Data to examine below:
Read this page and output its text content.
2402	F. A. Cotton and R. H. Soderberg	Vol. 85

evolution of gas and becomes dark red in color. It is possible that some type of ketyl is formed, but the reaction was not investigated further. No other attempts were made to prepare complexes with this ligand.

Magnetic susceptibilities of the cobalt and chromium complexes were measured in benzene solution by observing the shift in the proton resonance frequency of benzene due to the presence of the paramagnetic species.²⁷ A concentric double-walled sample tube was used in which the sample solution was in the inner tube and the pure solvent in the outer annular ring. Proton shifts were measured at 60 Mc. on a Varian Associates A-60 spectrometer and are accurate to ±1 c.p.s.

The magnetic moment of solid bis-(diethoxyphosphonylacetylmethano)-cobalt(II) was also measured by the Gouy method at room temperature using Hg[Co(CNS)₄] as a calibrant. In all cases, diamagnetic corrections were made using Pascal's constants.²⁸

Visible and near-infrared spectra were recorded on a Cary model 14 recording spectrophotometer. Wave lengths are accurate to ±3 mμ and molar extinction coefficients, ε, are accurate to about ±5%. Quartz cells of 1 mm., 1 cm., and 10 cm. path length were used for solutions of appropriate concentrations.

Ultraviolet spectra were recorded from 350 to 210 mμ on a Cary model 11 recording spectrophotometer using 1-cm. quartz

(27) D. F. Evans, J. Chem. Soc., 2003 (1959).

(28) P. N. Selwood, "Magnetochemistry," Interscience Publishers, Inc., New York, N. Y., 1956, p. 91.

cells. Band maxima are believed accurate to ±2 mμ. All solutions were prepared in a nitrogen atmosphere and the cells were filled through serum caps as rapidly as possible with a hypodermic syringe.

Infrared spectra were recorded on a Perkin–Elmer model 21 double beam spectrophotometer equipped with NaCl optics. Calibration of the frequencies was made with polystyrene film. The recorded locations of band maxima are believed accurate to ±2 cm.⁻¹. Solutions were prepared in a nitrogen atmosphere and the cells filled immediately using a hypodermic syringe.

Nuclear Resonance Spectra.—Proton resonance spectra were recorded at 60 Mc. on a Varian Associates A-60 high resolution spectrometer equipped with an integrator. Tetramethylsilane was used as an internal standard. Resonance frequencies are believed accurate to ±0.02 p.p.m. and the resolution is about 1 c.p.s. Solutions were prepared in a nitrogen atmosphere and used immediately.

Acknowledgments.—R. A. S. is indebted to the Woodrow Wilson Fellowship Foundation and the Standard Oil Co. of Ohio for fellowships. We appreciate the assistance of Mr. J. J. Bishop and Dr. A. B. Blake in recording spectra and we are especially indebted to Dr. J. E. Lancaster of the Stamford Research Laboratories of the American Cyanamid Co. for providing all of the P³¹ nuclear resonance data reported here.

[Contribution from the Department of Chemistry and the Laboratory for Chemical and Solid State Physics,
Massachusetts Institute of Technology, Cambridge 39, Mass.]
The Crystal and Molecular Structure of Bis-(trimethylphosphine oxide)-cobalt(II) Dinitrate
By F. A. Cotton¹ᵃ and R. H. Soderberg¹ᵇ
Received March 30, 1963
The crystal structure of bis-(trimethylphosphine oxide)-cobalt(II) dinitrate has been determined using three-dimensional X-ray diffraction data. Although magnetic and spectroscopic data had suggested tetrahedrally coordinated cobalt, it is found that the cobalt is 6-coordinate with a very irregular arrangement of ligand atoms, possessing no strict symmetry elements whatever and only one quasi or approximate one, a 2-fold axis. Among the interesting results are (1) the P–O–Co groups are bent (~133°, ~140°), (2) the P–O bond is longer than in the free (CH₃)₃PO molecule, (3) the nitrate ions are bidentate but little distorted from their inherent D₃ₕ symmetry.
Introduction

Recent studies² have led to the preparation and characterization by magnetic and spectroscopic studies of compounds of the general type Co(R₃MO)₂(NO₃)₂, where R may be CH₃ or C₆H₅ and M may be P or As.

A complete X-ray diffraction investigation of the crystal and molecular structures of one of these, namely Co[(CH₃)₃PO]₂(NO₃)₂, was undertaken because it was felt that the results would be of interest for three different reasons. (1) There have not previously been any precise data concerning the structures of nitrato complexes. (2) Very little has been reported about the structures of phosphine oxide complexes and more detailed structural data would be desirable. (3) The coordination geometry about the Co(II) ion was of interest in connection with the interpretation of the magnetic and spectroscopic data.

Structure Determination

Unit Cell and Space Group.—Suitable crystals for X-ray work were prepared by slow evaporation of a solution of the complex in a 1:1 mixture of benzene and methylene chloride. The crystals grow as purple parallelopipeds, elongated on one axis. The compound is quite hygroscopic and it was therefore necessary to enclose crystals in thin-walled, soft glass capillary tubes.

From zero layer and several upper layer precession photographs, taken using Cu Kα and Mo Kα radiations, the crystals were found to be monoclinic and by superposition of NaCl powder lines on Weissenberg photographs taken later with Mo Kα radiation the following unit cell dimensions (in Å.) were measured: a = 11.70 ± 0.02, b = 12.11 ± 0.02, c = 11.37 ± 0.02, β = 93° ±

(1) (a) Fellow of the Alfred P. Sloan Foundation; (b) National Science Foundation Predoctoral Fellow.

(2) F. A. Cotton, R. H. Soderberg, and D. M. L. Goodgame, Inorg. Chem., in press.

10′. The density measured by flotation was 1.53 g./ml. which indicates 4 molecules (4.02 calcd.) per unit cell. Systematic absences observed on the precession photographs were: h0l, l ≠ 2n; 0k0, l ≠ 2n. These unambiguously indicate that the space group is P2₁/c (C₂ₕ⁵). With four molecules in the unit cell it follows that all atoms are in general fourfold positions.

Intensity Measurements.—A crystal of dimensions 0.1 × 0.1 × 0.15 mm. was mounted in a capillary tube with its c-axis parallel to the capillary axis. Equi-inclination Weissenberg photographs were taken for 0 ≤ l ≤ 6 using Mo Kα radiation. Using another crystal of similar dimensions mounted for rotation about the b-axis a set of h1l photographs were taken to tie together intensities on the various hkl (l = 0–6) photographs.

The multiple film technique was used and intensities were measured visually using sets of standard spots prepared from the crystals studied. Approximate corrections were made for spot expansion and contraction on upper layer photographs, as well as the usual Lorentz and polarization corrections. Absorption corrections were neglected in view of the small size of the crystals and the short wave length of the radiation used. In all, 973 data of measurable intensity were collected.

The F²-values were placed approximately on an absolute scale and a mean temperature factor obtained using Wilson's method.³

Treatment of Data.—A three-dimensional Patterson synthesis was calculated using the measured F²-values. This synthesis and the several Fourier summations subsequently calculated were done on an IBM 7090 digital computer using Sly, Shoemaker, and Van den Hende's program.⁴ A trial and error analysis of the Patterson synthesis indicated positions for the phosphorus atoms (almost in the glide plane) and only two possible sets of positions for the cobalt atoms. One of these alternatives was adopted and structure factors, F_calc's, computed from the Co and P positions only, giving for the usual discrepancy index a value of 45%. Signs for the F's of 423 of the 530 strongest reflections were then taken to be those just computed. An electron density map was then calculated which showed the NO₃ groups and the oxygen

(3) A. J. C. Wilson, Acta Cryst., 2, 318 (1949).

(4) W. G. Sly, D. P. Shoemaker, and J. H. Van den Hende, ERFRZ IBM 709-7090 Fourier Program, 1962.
End of Data to examine.
▶ [Task directions]
Pick every line from the listing holding the string "type", and copy it.

▶ [Exercise solution]
evolution of gas and becomes dark red in color. It is possible that some type of ketyl is formed, but the reaction was not investigated further. No other attempts were made to prepare complexes with this ligand.
Recent studies² have led to the preparation and characterization by magnetic and spectroscopic studies of compounds of the general type Co(R₃MO)₂(NO₃)₂, where R may be CH₃ or C₆H₅ and M may be P or As.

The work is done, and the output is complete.